■ Task brief
Word for word, quote all of the material, omitting the pictures.

──────

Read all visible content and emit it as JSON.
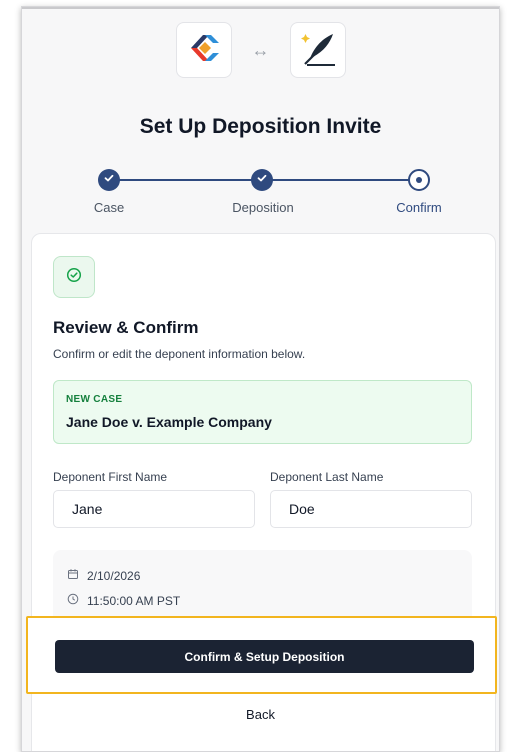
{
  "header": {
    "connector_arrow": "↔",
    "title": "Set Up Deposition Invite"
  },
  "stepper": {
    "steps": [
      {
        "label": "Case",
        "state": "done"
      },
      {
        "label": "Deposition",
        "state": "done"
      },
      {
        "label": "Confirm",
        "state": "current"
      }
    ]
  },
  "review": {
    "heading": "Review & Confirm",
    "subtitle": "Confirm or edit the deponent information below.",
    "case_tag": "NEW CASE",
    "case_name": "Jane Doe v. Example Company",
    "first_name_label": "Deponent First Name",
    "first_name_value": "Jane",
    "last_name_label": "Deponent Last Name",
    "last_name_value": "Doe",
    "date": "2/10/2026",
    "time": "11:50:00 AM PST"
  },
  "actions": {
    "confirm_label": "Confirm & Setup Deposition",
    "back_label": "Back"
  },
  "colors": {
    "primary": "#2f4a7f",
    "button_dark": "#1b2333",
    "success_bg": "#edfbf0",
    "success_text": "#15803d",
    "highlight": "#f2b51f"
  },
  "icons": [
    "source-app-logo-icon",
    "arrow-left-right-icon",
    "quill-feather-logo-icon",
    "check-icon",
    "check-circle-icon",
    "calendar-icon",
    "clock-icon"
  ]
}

──────

■ Exercise response
Read all visible content and emit it as JSON.
{
  "header": {
    "connector_arrow": "↔",
    "title": "Set Up Deposition Invite"
  },
  "stepper": {
    "steps": [
      {
        "label": "Case",
        "state": "done"
      },
      {
        "label": "Deposition",
        "state": "done"
      },
      {
        "label": "Confirm",
        "state": "current"
      }
    ]
  },
  "review": {
    "heading": "Review & Confirm",
    "subtitle": "Confirm or edit the deponent information below.",
    "case_tag": "NEW CASE",
    "case_name": "Jane Doe v. Example Company",
    "first_name_label": "Deponent First Name",
    "first_name_value": "Jane",
    "last_name_label": "Deponent Last Name",
    "last_name_value": "Doe",
    "date": "2/10/2026",
    "time": "11:50:00 AM PST"
  },
  "actions": {
    "confirm_label": "Confirm & Setup Deposition",
    "back_label": "Back"
  },
  "colors": {
    "primary": "#2f4a7f",
    "button_dark": "#1b2333",
    "success_bg": "#edfbf0",
    "success_text": "#15803d",
    "highlight": "#f2b51f"
  },
  "icons": [
    "source-app-logo-icon",
    "arrow-left-right-icon",
    "quill-feather-logo-icon",
    "check-icon",
    "check-circle-icon",
    "calendar-icon",
    "clock-icon"
  ]
}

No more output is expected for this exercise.